## Aim of the exercise
Transcribe the records below exactly as they appear.

## Supplied information

*-*-*

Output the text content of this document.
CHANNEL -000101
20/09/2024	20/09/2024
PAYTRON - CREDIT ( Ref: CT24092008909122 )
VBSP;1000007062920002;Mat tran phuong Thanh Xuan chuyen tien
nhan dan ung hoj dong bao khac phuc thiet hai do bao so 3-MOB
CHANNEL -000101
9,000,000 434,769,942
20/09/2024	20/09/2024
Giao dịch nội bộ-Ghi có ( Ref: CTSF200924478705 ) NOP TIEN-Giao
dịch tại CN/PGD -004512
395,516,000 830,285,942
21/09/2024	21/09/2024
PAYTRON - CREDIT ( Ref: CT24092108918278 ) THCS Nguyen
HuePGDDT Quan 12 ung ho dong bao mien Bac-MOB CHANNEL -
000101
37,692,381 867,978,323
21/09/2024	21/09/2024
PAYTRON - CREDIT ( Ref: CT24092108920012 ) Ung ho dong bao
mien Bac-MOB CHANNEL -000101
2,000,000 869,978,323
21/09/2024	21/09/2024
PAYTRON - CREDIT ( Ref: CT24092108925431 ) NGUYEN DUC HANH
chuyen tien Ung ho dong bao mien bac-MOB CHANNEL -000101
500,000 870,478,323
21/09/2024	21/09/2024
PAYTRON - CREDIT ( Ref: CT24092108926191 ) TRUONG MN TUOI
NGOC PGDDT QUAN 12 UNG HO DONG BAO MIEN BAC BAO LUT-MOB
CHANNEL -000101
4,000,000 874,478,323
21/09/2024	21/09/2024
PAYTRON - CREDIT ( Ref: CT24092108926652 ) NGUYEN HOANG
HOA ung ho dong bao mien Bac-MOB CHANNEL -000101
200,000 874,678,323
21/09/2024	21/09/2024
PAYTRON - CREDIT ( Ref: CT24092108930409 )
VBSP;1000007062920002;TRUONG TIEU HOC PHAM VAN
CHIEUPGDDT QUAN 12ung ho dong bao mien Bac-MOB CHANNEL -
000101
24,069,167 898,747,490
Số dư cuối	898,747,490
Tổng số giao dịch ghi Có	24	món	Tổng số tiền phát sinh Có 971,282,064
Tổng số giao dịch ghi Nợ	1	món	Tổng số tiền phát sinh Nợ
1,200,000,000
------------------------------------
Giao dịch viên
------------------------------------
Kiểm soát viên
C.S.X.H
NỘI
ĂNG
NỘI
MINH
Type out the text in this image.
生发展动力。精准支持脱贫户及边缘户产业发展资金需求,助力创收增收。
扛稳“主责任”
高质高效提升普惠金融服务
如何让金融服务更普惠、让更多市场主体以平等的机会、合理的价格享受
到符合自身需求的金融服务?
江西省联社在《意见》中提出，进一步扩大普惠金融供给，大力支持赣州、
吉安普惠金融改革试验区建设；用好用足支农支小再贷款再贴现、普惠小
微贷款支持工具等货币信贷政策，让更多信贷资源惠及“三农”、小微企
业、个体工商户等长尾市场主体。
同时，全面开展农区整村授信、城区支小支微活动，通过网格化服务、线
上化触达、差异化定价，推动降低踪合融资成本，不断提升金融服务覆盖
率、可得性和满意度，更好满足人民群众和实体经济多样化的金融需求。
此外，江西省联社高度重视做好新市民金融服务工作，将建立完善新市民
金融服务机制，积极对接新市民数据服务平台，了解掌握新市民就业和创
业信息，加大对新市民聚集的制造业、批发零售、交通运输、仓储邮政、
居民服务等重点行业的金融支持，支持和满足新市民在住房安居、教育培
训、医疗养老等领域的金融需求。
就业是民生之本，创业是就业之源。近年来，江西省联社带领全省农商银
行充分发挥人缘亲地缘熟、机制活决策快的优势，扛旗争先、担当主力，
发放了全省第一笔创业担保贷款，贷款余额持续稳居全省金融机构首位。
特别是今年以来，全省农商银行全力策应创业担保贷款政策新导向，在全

*-*-*

## Answer below
Output the text content of this document.
CHANNEL -000101
20/09/2024	20/09/2024
PAYTRON - CREDIT ( Ref: CT24092008909122 )
VBSP;1000007062920002;Mat tran phuong Thanh Xuan chuyen tien
nhan dan ung hoj dong bao khac phuc thiet hai do bao so 3-MOB
CHANNEL -000101
9,000,000 434,769,942
20/09/2024	20/09/2024
Giao dịch nội bộ-Ghi có ( Ref: CTSF200924478705 ) NOP TIEN-Giao
dịch tại CN/PGD -004512
395,516,000 830,285,942
21/09/2024	21/09/2024
PAYTRON - CREDIT ( Ref: CT24092108918278 ) THCS Nguyen
HuePGDDT Quan 12 ung ho dong bao mien Bac-MOB CHANNEL -
000101
37,692,381 867,978,323
21/09/2024	21/09/2024
PAYTRON - CREDIT ( Ref: CT24092108920012 ) Ung ho dong bao
mien Bac-MOB CHANNEL -000101
2,000,000 869,978,323
21/09/2024	21/09/2024
PAYTRON - CREDIT ( Ref: CT24092108925431 ) NGUYEN DUC HANH
chuyen tien Ung ho dong bao mien bac-MOB CHANNEL -000101
500,000 870,478,323
21/09/2024	21/09/2024
PAYTRON - CREDIT ( Ref: CT24092108926191 ) TRUONG MN TUOI
NGOC PGDDT QUAN 12 UNG HO DONG BAO MIEN BAC BAO LUT-MOB
CHANNEL -000101
4,000,000 874,478,323
21/09/2024	21/09/2024
PAYTRON - CREDIT ( Ref: CT24092108926652 ) NGUYEN HOANG
HOA ung ho dong bao mien Bac-MOB CHANNEL -000101
200,000 874,678,323
21/09/2024	21/09/2024
PAYTRON - CREDIT ( Ref: CT24092108930409 )
VBSP;1000007062920002;TRUONG TIEU HOC PHAM VAN
CHIEUPGDDT QUAN 12ung ho dong bao mien Bac-MOB CHANNEL -
000101
24,069,167 898,747,490
Số dư cuối	898,747,490
Tổng số giao dịch ghi Có	24	món	Tổng số tiền phát sinh Có 971,282,064
Tổng số giao dịch ghi Nợ	1	món	Tổng số tiền phát sinh Nợ
1,200,000,000
------------------------------------
Giao dịch viên
------------------------------------
Kiểm soát viên
C.S.X.H
NỘI
ĂNG
NỘI
MINH
Type out the text in this image.
生发展动力。精准支持脱贫户及边缘户产业发展资金需求,助力创收增收。
扛稳“主责任”
高质高效提升普惠金融服务
如何让金融服务更普惠、让更多市场主体以平等的机会、合理的价格享受
到符合自身需求的金融服务?
江西省联社在《意见》中提出，进一步扩大普惠金融供给，大力支持赣州、
吉安普惠金融改革试验区建设；用好用足支农支小再贷款再贴现、普惠小
微贷款支持工具等货币信贷政策，让更多信贷资源惠及“三农”、小微企
业、个体工商户等长尾市场主体。
同时，全面开展农区整村授信、城区支小支微活动，通过网格化服务、线
上化触达、差异化定价，推动降低踪合融资成本，不断提升金融服务覆盖
率、可得性和满意度，更好满足人民群众和实体经济多样化的金融需求。
此外，江西省联社高度重视做好新市民金融服务工作，将建立完善新市民
金融服务机制，积极对接新市民数据服务平台，了解掌握新市民就业和创
业信息，加大对新市民聚集的制造业、批发零售、交通运输、仓储邮政、
居民服务等重点行业的金融支持，支持和满足新市民在住房安居、教育培
训、医疗养老等领域的金融需求。
就业是民生之本，创业是就业之源。近年来，江西省联社带领全省农商银
行充分发挥人缘亲地缘熟、机制活决策快的优势，扛旗争先、担当主力，
发放了全省第一笔创业担保贷款，贷款余额持续稳居全省金融机构首位。
特别是今年以来，全省农商银行全力策应创业担保贷款政策新导向，在全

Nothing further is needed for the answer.